== Segment start ==
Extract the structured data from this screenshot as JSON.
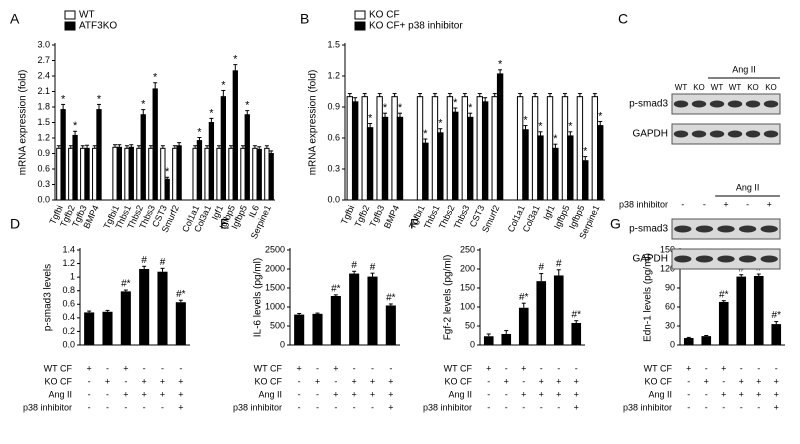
{
  "chart_data": [
    {
      "type": "bar",
      "panel": "A",
      "ylabel": "mRNA expression (fold)",
      "categories": [
        "Tgfbi",
        "Tgfb2",
        "Tgfb3",
        "BMP4",
        "Tgfbi1",
        "Thbs1",
        "Thbs2",
        "Thbs3",
        "CST3",
        "Smurf2",
        "Col1a1",
        "Col3a1",
        "Igf1",
        "Igfbp5",
        "Igfbp5",
        "IL6",
        "Serpine1"
      ],
      "series": [
        {
          "name": "WT",
          "color": "#ffffff",
          "values": [
            1,
            1,
            1,
            1,
            1.02,
            1,
            1,
            1,
            1,
            1,
            1,
            1,
            1,
            1,
            1,
            1,
            1
          ],
          "errors": [
            0.05,
            0.05,
            0.05,
            0.05,
            0.05,
            0.05,
            0.05,
            0.05,
            0.05,
            0.05,
            0.05,
            0.05,
            0.05,
            0.05,
            0.05,
            0.05,
            0.05
          ]
        },
        {
          "name": "ATF3KO",
          "color": "#000000",
          "values": [
            1.75,
            1.25,
            1.0,
            1.75,
            1.02,
            1.02,
            1.65,
            2.15,
            0.4,
            1.05,
            1.15,
            1.5,
            2.0,
            2.5,
            1.65,
            0.98,
            0.9
          ],
          "errors": [
            0.1,
            0.08,
            0.06,
            0.1,
            0.05,
            0.05,
            0.1,
            0.12,
            0.04,
            0.06,
            0.06,
            0.08,
            0.12,
            0.12,
            0.08,
            0.05,
            0.05
          ],
          "annotations": [
            "*",
            "*",
            null,
            "*",
            null,
            null,
            "*",
            "*",
            "*",
            null,
            "*",
            "*",
            "*",
            "*",
            "*",
            null,
            null
          ]
        }
      ],
      "ylim": [
        0,
        3.0
      ],
      "yticks": [
        {
          "value": 0,
          "label": "0.0"
        },
        0.3,
        0.6,
        0.9,
        1.2,
        1.5,
        1.8,
        2.1,
        2.4,
        2.7,
        {
          "value": 3,
          "label": "3.0"
        }
      ]
    },
    {
      "type": "bar",
      "panel": "B",
      "ylabel": "mRNA expression (fold)",
      "categories": [
        "Tgfbi",
        "Tgfb2",
        "Tgfb3",
        "BMP4",
        "Tgfbi1",
        "Thbs1",
        "Thbs2",
        "Thbs3",
        "CST3",
        "Smurf2",
        "Col1a1",
        "Col3a1",
        "Igf1",
        "Igfbp5",
        "Igfbp5",
        "Serpine1"
      ],
      "series": [
        {
          "name": "KO CF",
          "color": "#ffffff",
          "values": [
            1,
            1,
            1,
            1,
            1,
            1,
            1,
            1,
            1,
            1,
            1,
            1,
            1,
            1,
            1,
            1
          ],
          "errors": [
            0.03,
            0.03,
            0.03,
            0.03,
            0.03,
            0.03,
            0.03,
            0.03,
            0.03,
            0.03,
            0.03,
            0.03,
            0.03,
            0.03,
            0.03,
            0.03
          ]
        },
        {
          "name": "KO CF+ p38 inhibitor",
          "color": "#000000",
          "values": [
            0.95,
            0.7,
            0.8,
            0.8,
            0.55,
            0.65,
            0.85,
            0.8,
            0.95,
            1.22,
            0.68,
            0.62,
            0.5,
            0.62,
            0.38,
            0.72
          ],
          "errors": [
            0.04,
            0.04,
            0.04,
            0.04,
            0.04,
            0.04,
            0.04,
            0.04,
            0.04,
            0.04,
            0.04,
            0.04,
            0.04,
            0.04,
            0.04,
            0.04
          ],
          "annotations": [
            null,
            "*",
            "*",
            "*",
            "*",
            "*",
            "*",
            "*",
            null,
            "*",
            "*",
            "*",
            "*",
            "*",
            "*",
            "*"
          ]
        }
      ],
      "ylim": [
        0,
        1.5
      ],
      "yticks": [
        {
          "value": 0,
          "label": "0.0"
        },
        0.3,
        0.6,
        0.9,
        1.2,
        1.5
      ]
    },
    {
      "type": "bar",
      "panel": "D",
      "ylabel": "p-smad3 levels",
      "color": "#000000",
      "values": [
        0.48,
        0.49,
        0.79,
        1.12,
        1.08,
        0.63
      ],
      "errors": [
        0.02,
        0.02,
        0.02,
        0.04,
        0.05,
        0.03
      ],
      "annotations": [
        null,
        null,
        "#*",
        "#",
        "#",
        "#*"
      ],
      "ylim": [
        0,
        1.4
      ],
      "yticks": [
        {
          "value": 0,
          "label": "0.0"
        },
        0.2,
        0.4,
        0.6,
        0.8,
        1.0,
        1.2,
        1.4
      ],
      "conditions": [
        {
          "name": "WT CF",
          "values": [
            "+",
            "-",
            "+",
            "-",
            "-",
            "-"
          ]
        },
        {
          "name": "KO CF",
          "values": [
            "-",
            "+",
            "-",
            "+",
            "+",
            "+"
          ]
        },
        {
          "name": "Ang II",
          "values": [
            "-",
            "-",
            "+",
            "+",
            "+",
            "+"
          ]
        },
        {
          "name": "p38 inhibitor",
          "values": [
            "-",
            "-",
            "-",
            "-",
            "-",
            "+"
          ]
        }
      ]
    },
    {
      "type": "bar",
      "panel": "E",
      "ylabel": "IL-6 levels (pg/ml)",
      "color": "#000000",
      "values": [
        800,
        820,
        1290,
        1880,
        1800,
        1040
      ],
      "errors": [
        30,
        20,
        30,
        60,
        90,
        40
      ],
      "annotations": [
        null,
        null,
        "#*",
        "#",
        "#",
        "#*"
      ],
      "ylim": [
        0,
        2500
      ],
      "yticks": [
        0,
        500,
        1000,
        1500,
        2000,
        2500
      ],
      "conditions": [
        {
          "name": "WT CF",
          "values": [
            "+",
            "-",
            "+",
            "-",
            "-",
            "-"
          ]
        },
        {
          "name": "KO CF",
          "values": [
            "-",
            "+",
            "-",
            "+",
            "+",
            "+"
          ]
        },
        {
          "name": "Ang II",
          "values": [
            "-",
            "-",
            "+",
            "+",
            "+",
            "+"
          ]
        },
        {
          "name": "p38 inhibitor",
          "values": [
            "-",
            "-",
            "-",
            "-",
            "-",
            "+"
          ]
        }
      ]
    },
    {
      "type": "bar",
      "panel": "F",
      "ylabel": "Fgf-2 levels (pg/ml)",
      "color": "#000000",
      "values": [
        23,
        29,
        98,
        168,
        183,
        58
      ],
      "errors": [
        6,
        9,
        12,
        20,
        15,
        6
      ],
      "annotations": [
        null,
        null,
        "#*",
        "#",
        "#",
        "#*"
      ],
      "ylim": [
        0,
        250
      ],
      "yticks": [
        0,
        50,
        100,
        150,
        200,
        250
      ],
      "conditions": [
        {
          "name": "WT CF",
          "values": [
            "+",
            "-",
            "+",
            "-",
            "-",
            "-"
          ]
        },
        {
          "name": "KO CF",
          "values": [
            "-",
            "+",
            "-",
            "+",
            "+",
            "+"
          ]
        },
        {
          "name": "Ang II",
          "values": [
            "-",
            "-",
            "+",
            "+",
            "+",
            "+"
          ]
        },
        {
          "name": "p38 inhibitor",
          "values": [
            "-",
            "-",
            "-",
            "-",
            "-",
            "+"
          ]
        }
      ]
    },
    {
      "type": "bar",
      "panel": "G",
      "ylabel": "Edn-1 levels (pg/ml)",
      "color": "#000000",
      "values": [
        11,
        14,
        68,
        108,
        109,
        33
      ],
      "errors": [
        1,
        1,
        2,
        3,
        3,
        4
      ],
      "annotations": [
        null,
        null,
        "#*",
        "#",
        "#",
        "#*"
      ],
      "ylim": [
        0,
        150
      ],
      "yticks": [
        0,
        30,
        60,
        90,
        120,
        150
      ],
      "conditions": [
        {
          "name": "WT CF",
          "values": [
            "+",
            "-",
            "+",
            "-",
            "-",
            "-"
          ]
        },
        {
          "name": "KO CF",
          "values": [
            "-",
            "+",
            "-",
            "+",
            "+",
            "+"
          ]
        },
        {
          "name": "Ang II",
          "values": [
            "-",
            "-",
            "+",
            "+",
            "+",
            "+"
          ]
        },
        {
          "name": "p38 inhibitor",
          "values": [
            "-",
            "-",
            "-",
            "-",
            "-",
            "+"
          ]
        }
      ]
    }
  ],
  "blots": {
    "panel": "C",
    "top": {
      "lanes": [
        "WT",
        "KO",
        "WT",
        "WT",
        "KO",
        "KO"
      ],
      "treatment": "Ang II",
      "rows": [
        "p-smad3",
        "GAPDH"
      ]
    },
    "bottom": {
      "treatment": "Ang II",
      "inhibitor_label": "p38 inhibitor",
      "lanes": [
        "-",
        "-",
        "+",
        "-",
        "+"
      ],
      "rows": [
        "p-smad3",
        "GAPDH"
      ]
    }
  }
}
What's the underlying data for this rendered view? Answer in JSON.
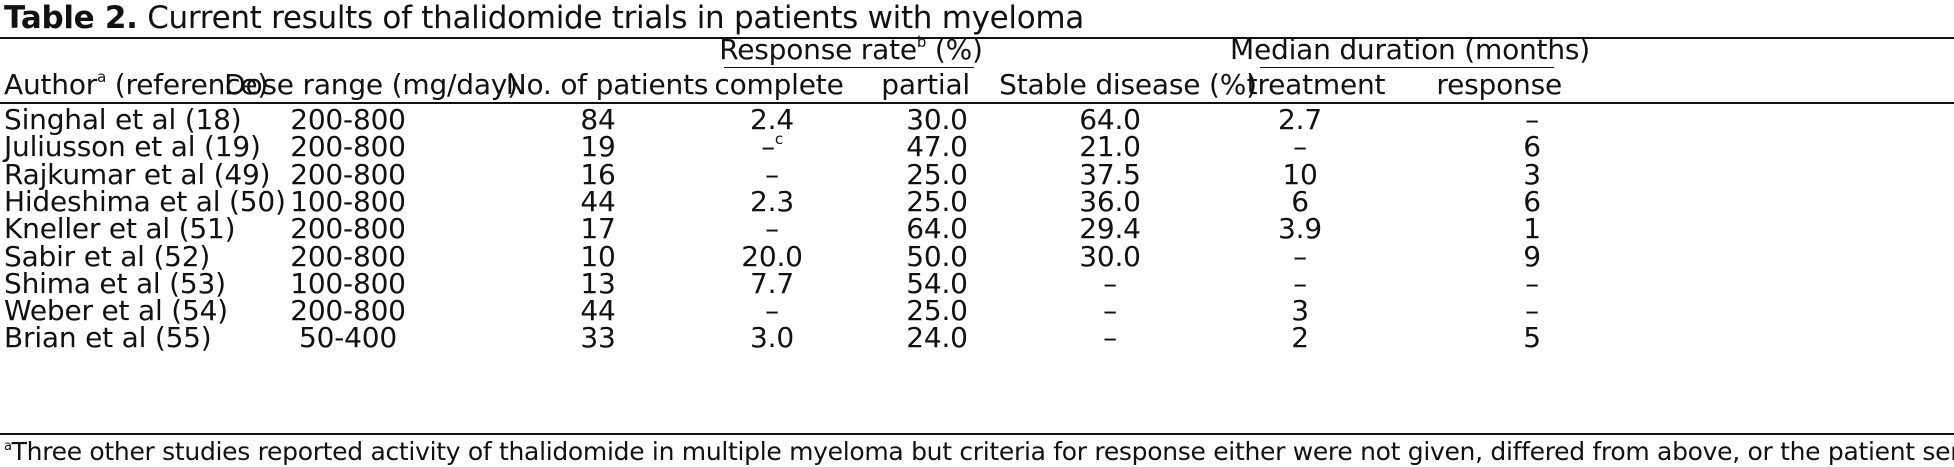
{
  "table": {
    "caption_label": "Table 2.",
    "caption_text": " Current results of thalidomide trials in patients with myeloma",
    "group_headers": {
      "response_rate": "Response rate",
      "response_rate_sup": "b",
      "response_rate_unit": " (%)",
      "median_duration": "Median duration (months)"
    },
    "columns": {
      "author": "Author",
      "author_sup": "a",
      "author_suffix": " (reference)",
      "dose": "Dose range (mg/day)",
      "patients": "No. of patients",
      "complete": "complete",
      "partial": "partial",
      "stable": "Stable disease (%)",
      "treatment": "treatment",
      "response": "response"
    },
    "rows": [
      {
        "author": "Singhal et al (18)",
        "dose": "200-800",
        "patients": "84",
        "complete": "2.4",
        "complete_sup": "",
        "partial": "30.0",
        "stable": "64.0",
        "treatment": "2.7",
        "response": "–"
      },
      {
        "author": "Juliusson et al (19)",
        "dose": "200-800",
        "patients": "19",
        "complete": "–",
        "complete_sup": "c",
        "partial": "47.0",
        "stable": "21.0",
        "treatment": "–",
        "response": "6"
      },
      {
        "author": "Rajkumar et al (49)",
        "dose": "200-800",
        "patients": "16",
        "complete": "–",
        "complete_sup": "",
        "partial": "25.0",
        "stable": "37.5",
        "treatment": "10",
        "response": "3"
      },
      {
        "author": "Hideshima et al (50)",
        "dose": "100-800",
        "patients": "44",
        "complete": "2.3",
        "complete_sup": "",
        "partial": "25.0",
        "stable": "36.0",
        "treatment": "6",
        "response": "6"
      },
      {
        "author": "Kneller et al (51)",
        "dose": "200-800",
        "patients": "17",
        "complete": "–",
        "complete_sup": "",
        "partial": "64.0",
        "stable": "29.4",
        "treatment": "3.9",
        "response": "1"
      },
      {
        "author": "Sabir et al (52)",
        "dose": "200-800",
        "patients": "10",
        "complete": "20.0",
        "complete_sup": "",
        "partial": "50.0",
        "stable": "30.0",
        "treatment": "–",
        "response": "9"
      },
      {
        "author": "Shima et al (53)",
        "dose": "100-800",
        "patients": "13",
        "complete": "7.7",
        "complete_sup": "",
        "partial": "54.0",
        "stable": "–",
        "treatment": "–",
        "response": "–"
      },
      {
        "author": "Weber et al (54)",
        "dose": "200-800",
        "patients": "44",
        "complete": "–",
        "complete_sup": "",
        "partial": "25.0",
        "stable": "–",
        "treatment": "3",
        "response": "–"
      },
      {
        "author": "Brian et al (55)",
        "dose": "50-400",
        "patients": "33",
        "complete": "3.0",
        "complete_sup": "",
        "partial": "24.0",
        "stable": "–",
        "treatment": "2",
        "response": "5"
      }
    ],
    "footnote_sup": "a",
    "footnote_text": "Three other studies reported activity of thalidomide in multiple myeloma but criteria for response either were not given, differed from above, or the patient series one"
  }
}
== Segment end ==
▶ _YOUR OBJECTIVE_
The expected answer is one number: how many lines of the material contain the word "thalidomide".

▶ _RESULT_
2